- EXERCISE OBJECTIVE
Rewrite the entries below, replacing every "nav-item" with "menu-item" and keeping everything else the same. Leave the pictures out of your answer.

- DATA TO USE
****************
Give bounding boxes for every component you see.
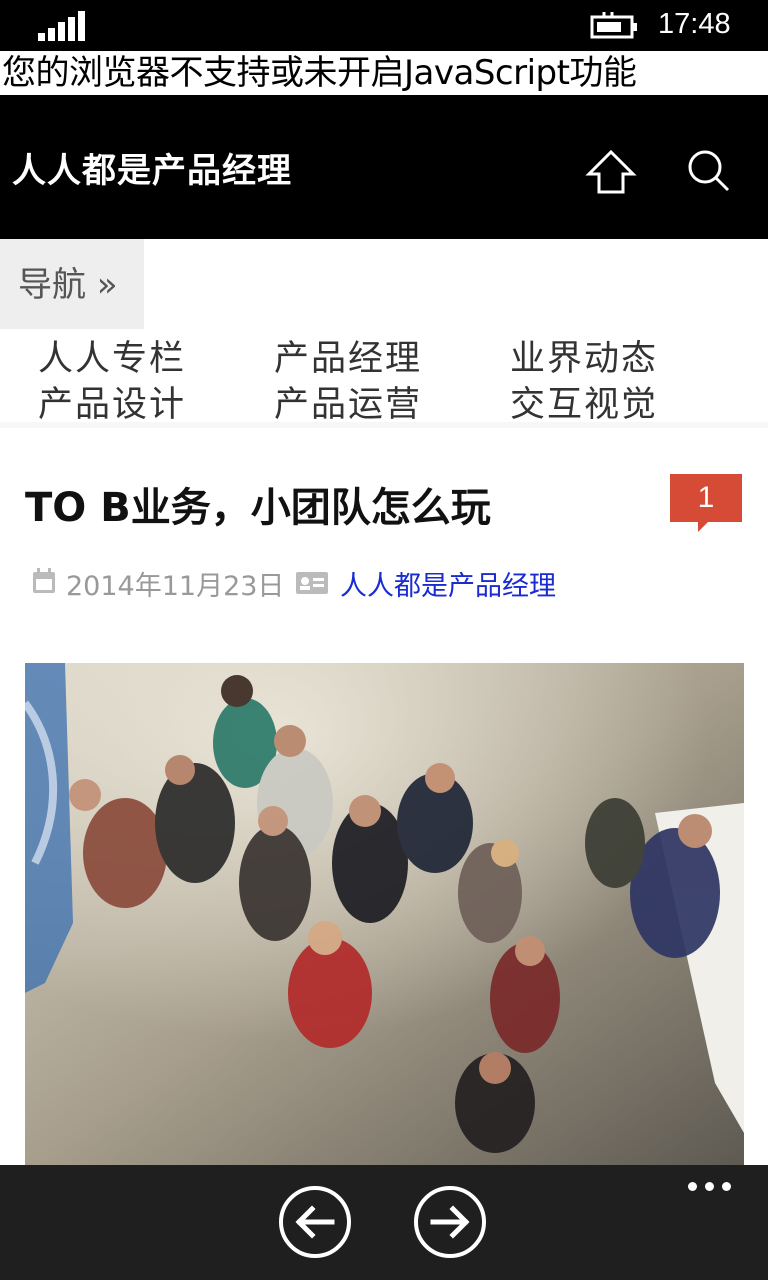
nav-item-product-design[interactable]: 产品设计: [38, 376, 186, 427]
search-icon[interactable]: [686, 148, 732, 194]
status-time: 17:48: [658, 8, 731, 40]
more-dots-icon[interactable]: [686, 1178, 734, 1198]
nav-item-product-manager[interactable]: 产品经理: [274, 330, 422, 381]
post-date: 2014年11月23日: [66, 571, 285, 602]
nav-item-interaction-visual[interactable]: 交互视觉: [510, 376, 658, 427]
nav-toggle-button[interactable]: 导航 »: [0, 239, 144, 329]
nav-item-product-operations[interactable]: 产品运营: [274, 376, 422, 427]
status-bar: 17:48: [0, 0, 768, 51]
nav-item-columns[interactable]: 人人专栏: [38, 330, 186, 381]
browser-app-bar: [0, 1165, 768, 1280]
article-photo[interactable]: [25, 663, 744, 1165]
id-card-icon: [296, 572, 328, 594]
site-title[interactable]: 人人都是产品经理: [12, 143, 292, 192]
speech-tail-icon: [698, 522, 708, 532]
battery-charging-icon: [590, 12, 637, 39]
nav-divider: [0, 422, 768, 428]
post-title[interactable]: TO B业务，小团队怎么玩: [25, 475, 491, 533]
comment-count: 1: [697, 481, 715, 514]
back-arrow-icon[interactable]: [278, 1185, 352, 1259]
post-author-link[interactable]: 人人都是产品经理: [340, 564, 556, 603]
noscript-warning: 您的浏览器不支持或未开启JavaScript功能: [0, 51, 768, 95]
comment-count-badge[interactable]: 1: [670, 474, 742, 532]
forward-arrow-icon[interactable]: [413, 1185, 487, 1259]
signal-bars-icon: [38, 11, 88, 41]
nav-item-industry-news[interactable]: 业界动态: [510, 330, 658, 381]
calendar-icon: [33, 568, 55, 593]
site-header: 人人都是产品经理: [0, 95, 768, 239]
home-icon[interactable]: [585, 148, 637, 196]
****************
- THE COMPLETED TASK
Give bounding boxes for every component you see.
menu-item-product-design[interactable]: 产品设计: [38, 376, 186, 427]
search-icon[interactable]: [686, 148, 732, 194]
status-time: 17:48: [658, 8, 731, 40]
more-dots-icon[interactable]: [686, 1178, 734, 1198]
menu-item-product-manager[interactable]: 产品经理: [274, 330, 422, 381]
post-date: 2014年11月23日: [66, 571, 285, 602]
menu-item-interaction-visual[interactable]: 交互视觉: [510, 376, 658, 427]
nav-toggle-button[interactable]: 导航 »: [0, 239, 144, 329]
menu-item-product-operations[interactable]: 产品运营: [274, 376, 422, 427]
status-bar: 17:48: [0, 0, 768, 51]
menu-item-columns[interactable]: 人人专栏: [38, 330, 186, 381]
browser-app-bar: [0, 1165, 768, 1280]
article-photo[interactable]: [25, 663, 744, 1165]
id-card-icon: [296, 572, 328, 594]
site-title[interactable]: 人人都是产品经理: [12, 143, 292, 192]
speech-tail-icon: [698, 522, 708, 532]
battery-charging-icon: [590, 12, 637, 39]
nav-divider: [0, 422, 768, 428]
post-title[interactable]: TO B业务，小团队怎么玩: [25, 475, 491, 533]
comment-count: 1: [697, 481, 715, 514]
back-arrow-icon[interactable]: [278, 1185, 352, 1259]
post-author-link[interactable]: 人人都是产品经理: [340, 564, 556, 603]
noscript-warning: 您的浏览器不支持或未开启JavaScript功能: [0, 51, 768, 95]
comment-count-badge[interactable]: 1: [670, 474, 742, 532]
forward-arrow-icon[interactable]: [413, 1185, 487, 1259]
signal-bars-icon: [38, 11, 88, 41]
menu-item-industry-news[interactable]: 业界动态: [510, 330, 658, 381]
calendar-icon: [33, 568, 55, 593]
site-header: 人人都是产品经理: [0, 95, 768, 239]
home-icon[interactable]: [585, 148, 637, 196]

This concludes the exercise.